<<<<

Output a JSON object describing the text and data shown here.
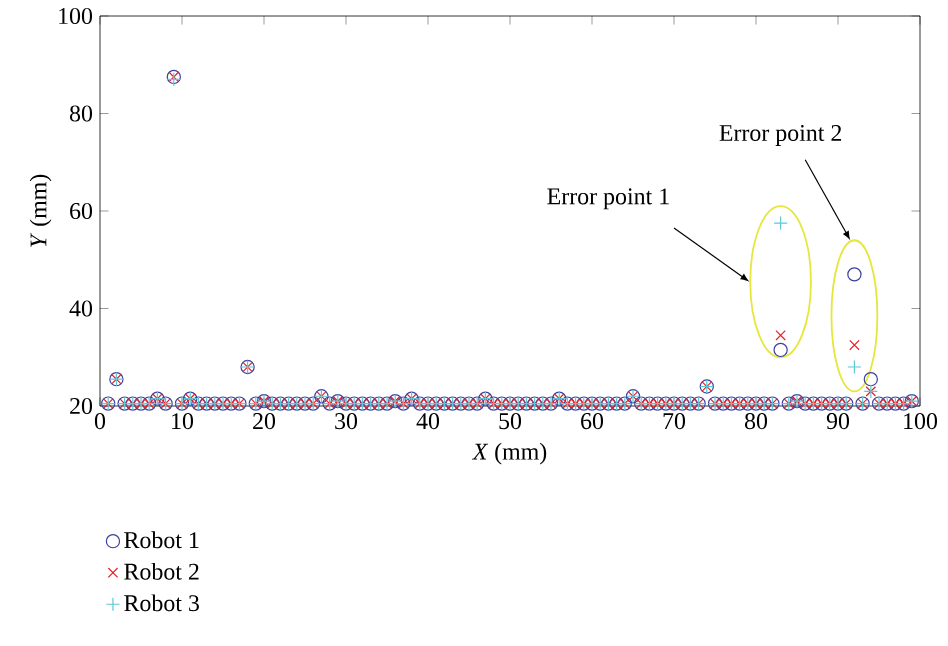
{
  "chart_data": {
    "type": "scatter",
    "xlabel": "*X* (mm)",
    "ylabel": "*Y* (mm)",
    "xlim": [
      0,
      100
    ],
    "ylim": [
      20,
      100
    ],
    "xticks": [
      0,
      10,
      20,
      30,
      40,
      50,
      60,
      70,
      80,
      90,
      100
    ],
    "yticks": [
      20,
      40,
      60,
      80,
      100
    ],
    "legend": "bottom left",
    "grid": false,
    "x": [
      1,
      2,
      3,
      4,
      5,
      6,
      7,
      8,
      9,
      10,
      11,
      12,
      13,
      14,
      15,
      16,
      17,
      18,
      19,
      20,
      21,
      22,
      23,
      24,
      25,
      26,
      27,
      28,
      29,
      30,
      31,
      32,
      33,
      34,
      35,
      36,
      37,
      38,
      39,
      40,
      41,
      42,
      43,
      44,
      45,
      46,
      47,
      48,
      49,
      50,
      51,
      52,
      53,
      54,
      55,
      56,
      57,
      58,
      59,
      60,
      61,
      62,
      63,
      64,
      65,
      66,
      67,
      68,
      69,
      70,
      71,
      72,
      73,
      74,
      75,
      76,
      77,
      78,
      79,
      80,
      81,
      82,
      83,
      84,
      85,
      86,
      87,
      88,
      89,
      90,
      91,
      92,
      93,
      94,
      95,
      96,
      97,
      98,
      99
    ],
    "series": [
      {
        "name": "Robot 1",
        "color": "#3a40a0",
        "marker": "circle",
        "values": [
          20.5,
          25.5,
          20.5,
          20.5,
          20.5,
          20.5,
          21.5,
          20.5,
          87.5,
          20.5,
          21.5,
          20.5,
          20.5,
          20.5,
          20.5,
          20.5,
          20.5,
          28,
          20.5,
          21,
          20.5,
          20.5,
          20.5,
          20.5,
          20.5,
          20.5,
          22,
          20.5,
          21,
          20.5,
          20.5,
          20.5,
          20.5,
          20.5,
          20.5,
          21,
          20.5,
          21.5,
          20.5,
          20.5,
          20.5,
          20.5,
          20.5,
          20.5,
          20.5,
          20.5,
          21.5,
          20.5,
          20.5,
          20.5,
          20.5,
          20.5,
          20.5,
          20.5,
          20.5,
          21.5,
          20.5,
          20.5,
          20.5,
          20.5,
          20.5,
          20.5,
          20.5,
          20.5,
          22,
          20.5,
          20.5,
          20.5,
          20.5,
          20.5,
          20.5,
          20.5,
          20.5,
          24,
          20.5,
          20.5,
          20.5,
          20.5,
          20.5,
          20.5,
          20.5,
          20.5,
          31.5,
          20.5,
          21,
          20.5,
          20.5,
          20.5,
          20.5,
          20.5,
          20.5,
          47,
          20.5,
          25.5,
          20.5,
          20.5,
          20.5,
          20.5,
          21
        ]
      },
      {
        "name": "Robot 2",
        "color": "#e8202a",
        "marker": "cross",
        "values": [
          20.5,
          25.5,
          20.5,
          20.5,
          20.5,
          20.5,
          21.5,
          20.5,
          87.5,
          20.5,
          21.5,
          20.5,
          20.5,
          20.5,
          20.5,
          20.5,
          20.5,
          28,
          20.5,
          21,
          20.5,
          20.5,
          20.5,
          20.5,
          20.5,
          20.5,
          22,
          20.5,
          21,
          20.5,
          20.5,
          20.5,
          20.5,
          20.5,
          20.5,
          21,
          20.5,
          21.5,
          20.5,
          20.5,
          20.5,
          20.5,
          20.5,
          20.5,
          20.5,
          20.5,
          21.5,
          20.5,
          20.5,
          20.5,
          20.5,
          20.5,
          20.5,
          20.5,
          20.5,
          21.5,
          20.5,
          20.5,
          20.5,
          20.5,
          20.5,
          20.5,
          20.5,
          20.5,
          22,
          20.5,
          20.5,
          20.5,
          20.5,
          20.5,
          20.5,
          20.5,
          20.5,
          24,
          20.5,
          20.5,
          20.5,
          20.5,
          20.5,
          20.5,
          20.5,
          20.5,
          34.5,
          20.5,
          21,
          20.5,
          20.5,
          20.5,
          20.5,
          20.5,
          20.5,
          32.5,
          20.5,
          23,
          20.5,
          20.5,
          20.5,
          20.5,
          21
        ]
      },
      {
        "name": "Robot 3",
        "color": "#5cc8d8",
        "marker": "plus",
        "values": [
          20.5,
          25.5,
          20.5,
          20.5,
          20.5,
          20.5,
          21.5,
          20.5,
          87,
          20.5,
          21.5,
          20.5,
          20.5,
          20.5,
          20.5,
          20.5,
          20.5,
          28,
          20.5,
          21,
          20.5,
          20.5,
          20.5,
          20.5,
          20.5,
          20.5,
          22,
          20.5,
          21,
          20.5,
          20.5,
          20.5,
          20.5,
          20.5,
          20.5,
          21,
          20.5,
          21.5,
          20.5,
          20.5,
          20.5,
          20.5,
          20.5,
          20.5,
          20.5,
          20.5,
          21.5,
          20.5,
          20.5,
          20.5,
          20.5,
          20.5,
          20.5,
          20.5,
          20.5,
          21.5,
          20.5,
          20.5,
          20.5,
          20.5,
          20.5,
          20.5,
          20.5,
          20.5,
          22,
          20.5,
          20.5,
          20.5,
          20.5,
          20.5,
          20.5,
          20.5,
          20.5,
          24,
          20.5,
          20.5,
          20.5,
          20.5,
          20.5,
          20.5,
          20.5,
          20.5,
          57.5,
          20.5,
          21,
          20.5,
          20.5,
          20.5,
          20.5,
          20.5,
          20.5,
          28,
          20.5,
          23,
          20.5,
          20.5,
          20.5,
          20.5,
          21
        ]
      }
    ],
    "annotations": [
      "Error point 1",
      "Error point 2"
    ]
  }
}
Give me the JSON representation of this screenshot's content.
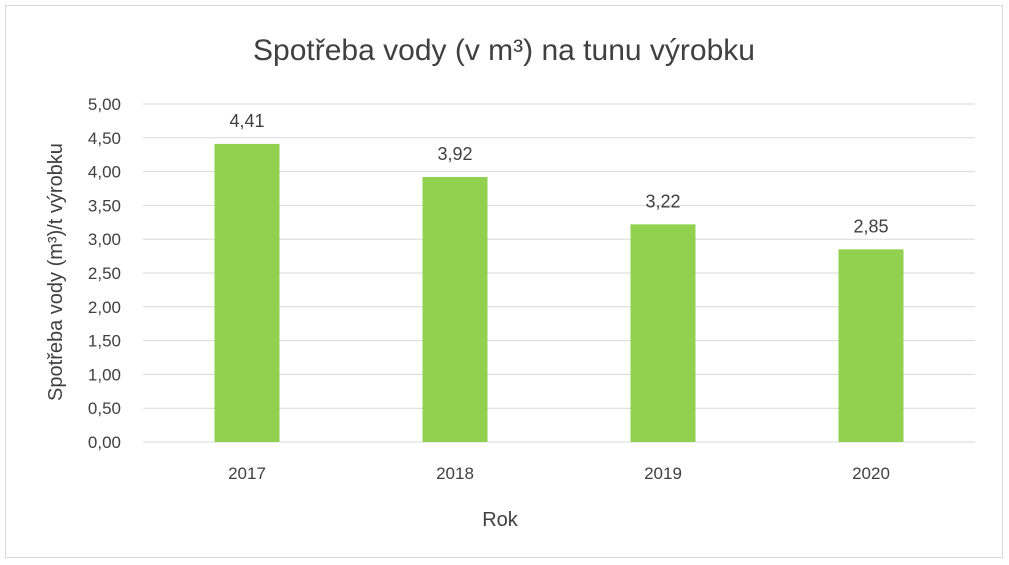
{
  "chart_data": {
    "type": "bar",
    "title": "Spotřeba vody (v m³) na tunu výrobku",
    "xlabel": "Rok",
    "ylabel": "Spotřeba vody (m³)/t výrobku",
    "categories": [
      "2017",
      "2018",
      "2019",
      "2020"
    ],
    "series": [
      {
        "values": [
          4.41,
          3.92,
          3.22,
          2.85
        ],
        "data_labels": [
          "4,41",
          "3,92",
          "3,22",
          "2,85"
        ]
      }
    ],
    "ylim": [
      0,
      5
    ],
    "yticks": [
      0,
      0.5,
      1,
      1.5,
      2,
      2.5,
      3,
      3.5,
      4,
      4.5,
      5
    ],
    "ytick_labels": [
      "0,00",
      "0,50",
      "1,00",
      "1,50",
      "2,00",
      "2,50",
      "3,00",
      "3,50",
      "4,00",
      "4,50",
      "5,00"
    ],
    "grid": true,
    "legend": "none",
    "colors": {
      "bar": "#92d050",
      "gridline": "#d9d9d9",
      "text": "#404040"
    }
  }
}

>>>>

◆ WHAT THIS TASK INVOLVES
Please write out all the data again word for word, but not the pictures.

◆ IN RESPONSE
Output a JSON object describing the text and data shown here.
{
  "chart_data": {
    "type": "scatter",
    "xlabel": "*X* (mm)",
    "ylabel": "*Y* (mm)",
    "xlim": [
      0,
      100
    ],
    "ylim": [
      20,
      100
    ],
    "xticks": [
      0,
      10,
      20,
      30,
      40,
      50,
      60,
      70,
      80,
      90,
      100
    ],
    "yticks": [
      20,
      40,
      60,
      80,
      100
    ],
    "legend": "bottom left",
    "grid": false,
    "x": [
      1,
      2,
      3,
      4,
      5,
      6,
      7,
      8,
      9,
      10,
      11,
      12,
      13,
      14,
      15,
      16,
      17,
      18,
      19,
      20,
      21,
      22,
      23,
      24,
      25,
      26,
      27,
      28,
      29,
      30,
      31,
      32,
      33,
      34,
      35,
      36,
      37,
      38,
      39,
      40,
      41,
      42,
      43,
      44,
      45,
      46,
      47,
      48,
      49,
      50,
      51,
      52,
      53,
      54,
      55,
      56,
      57,
      58,
      59,
      60,
      61,
      62,
      63,
      64,
      65,
      66,
      67,
      68,
      69,
      70,
      71,
      72,
      73,
      74,
      75,
      76,
      77,
      78,
      79,
      80,
      81,
      82,
      83,
      84,
      85,
      86,
      87,
      88,
      89,
      90,
      91,
      92,
      93,
      94,
      95,
      96,
      97,
      98,
      99
    ],
    "series": [
      {
        "name": "Robot 1",
        "color": "#3a40a0",
        "marker": "circle",
        "values": [
          20.5,
          25.5,
          20.5,
          20.5,
          20.5,
          20.5,
          21.5,
          20.5,
          87.5,
          20.5,
          21.5,
          20.5,
          20.5,
          20.5,
          20.5,
          20.5,
          20.5,
          28,
          20.5,
          21,
          20.5,
          20.5,
          20.5,
          20.5,
          20.5,
          20.5,
          22,
          20.5,
          21,
          20.5,
          20.5,
          20.5,
          20.5,
          20.5,
          20.5,
          21,
          20.5,
          21.5,
          20.5,
          20.5,
          20.5,
          20.5,
          20.5,
          20.5,
          20.5,
          20.5,
          21.5,
          20.5,
          20.5,
          20.5,
          20.5,
          20.5,
          20.5,
          20.5,
          20.5,
          21.5,
          20.5,
          20.5,
          20.5,
          20.5,
          20.5,
          20.5,
          20.5,
          20.5,
          22,
          20.5,
          20.5,
          20.5,
          20.5,
          20.5,
          20.5,
          20.5,
          20.5,
          24,
          20.5,
          20.5,
          20.5,
          20.5,
          20.5,
          20.5,
          20.5,
          20.5,
          31.5,
          20.5,
          21,
          20.5,
          20.5,
          20.5,
          20.5,
          20.5,
          20.5,
          47,
          20.5,
          25.5,
          20.5,
          20.5,
          20.5,
          20.5,
          21
        ]
      },
      {
        "name": "Robot 2",
        "color": "#e8202a",
        "marker": "cross",
        "values": [
          20.5,
          25.5,
          20.5,
          20.5,
          20.5,
          20.5,
          21.5,
          20.5,
          87.5,
          20.5,
          21.5,
          20.5,
          20.5,
          20.5,
          20.5,
          20.5,
          20.5,
          28,
          20.5,
          21,
          20.5,
          20.5,
          20.5,
          20.5,
          20.5,
          20.5,
          22,
          20.5,
          21,
          20.5,
          20.5,
          20.5,
          20.5,
          20.5,
          20.5,
          21,
          20.5,
          21.5,
          20.5,
          20.5,
          20.5,
          20.5,
          20.5,
          20.5,
          20.5,
          20.5,
          21.5,
          20.5,
          20.5,
          20.5,
          20.5,
          20.5,
          20.5,
          20.5,
          20.5,
          21.5,
          20.5,
          20.5,
          20.5,
          20.5,
          20.5,
          20.5,
          20.5,
          20.5,
          22,
          20.5,
          20.5,
          20.5,
          20.5,
          20.5,
          20.5,
          20.5,
          20.5,
          24,
          20.5,
          20.5,
          20.5,
          20.5,
          20.5,
          20.5,
          20.5,
          20.5,
          34.5,
          20.5,
          21,
          20.5,
          20.5,
          20.5,
          20.5,
          20.5,
          20.5,
          32.5,
          20.5,
          23,
          20.5,
          20.5,
          20.5,
          20.5,
          21
        ]
      },
      {
        "name": "Robot 3",
        "color": "#5cc8d8",
        "marker": "plus",
        "values": [
          20.5,
          25.5,
          20.5,
          20.5,
          20.5,
          20.5,
          21.5,
          20.5,
          87,
          20.5,
          21.5,
          20.5,
          20.5,
          20.5,
          20.5,
          20.5,
          20.5,
          28,
          20.5,
          21,
          20.5,
          20.5,
          20.5,
          20.5,
          20.5,
          20.5,
          22,
          20.5,
          21,
          20.5,
          20.5,
          20.5,
          20.5,
          20.5,
          20.5,
          21,
          20.5,
          21.5,
          20.5,
          20.5,
          20.5,
          20.5,
          20.5,
          20.5,
          20.5,
          20.5,
          21.5,
          20.5,
          20.5,
          20.5,
          20.5,
          20.5,
          20.5,
          20.5,
          20.5,
          21.5,
          20.5,
          20.5,
          20.5,
          20.5,
          20.5,
          20.5,
          20.5,
          20.5,
          22,
          20.5,
          20.5,
          20.5,
          20.5,
          20.5,
          20.5,
          20.5,
          20.5,
          24,
          20.5,
          20.5,
          20.5,
          20.5,
          20.5,
          20.5,
          20.5,
          20.5,
          57.5,
          20.5,
          21,
          20.5,
          20.5,
          20.5,
          20.5,
          20.5,
          20.5,
          28,
          20.5,
          23,
          20.5,
          20.5,
          20.5,
          20.5,
          21
        ]
      }
    ],
    "annotations": [
      "Error point 1",
      "Error point 2"
    ]
  }
}
Give me the JSON representation of this screenshot's content.
{
  "chart_data": {
    "type": "bar",
    "title": "Spotřeba vody (v m³) na tunu výrobku",
    "xlabel": "Rok",
    "ylabel": "Spotřeba vody (m³)/t výrobku",
    "categories": [
      "2017",
      "2018",
      "2019",
      "2020"
    ],
    "series": [
      {
        "values": [
          4.41,
          3.92,
          3.22,
          2.85
        ],
        "data_labels": [
          "4,41",
          "3,92",
          "3,22",
          "2,85"
        ]
      }
    ],
    "ylim": [
      0,
      5
    ],
    "yticks": [
      0,
      0.5,
      1,
      1.5,
      2,
      2.5,
      3,
      3.5,
      4,
      4.5,
      5
    ],
    "ytick_labels": [
      "0,00",
      "0,50",
      "1,00",
      "1,50",
      "2,00",
      "2,50",
      "3,00",
      "3,50",
      "4,00",
      "4,50",
      "5,00"
    ],
    "grid": true,
    "legend": "none",
    "colors": {
      "bar": "#92d050",
      "gridline": "#d9d9d9",
      "text": "#404040"
    }
  }
}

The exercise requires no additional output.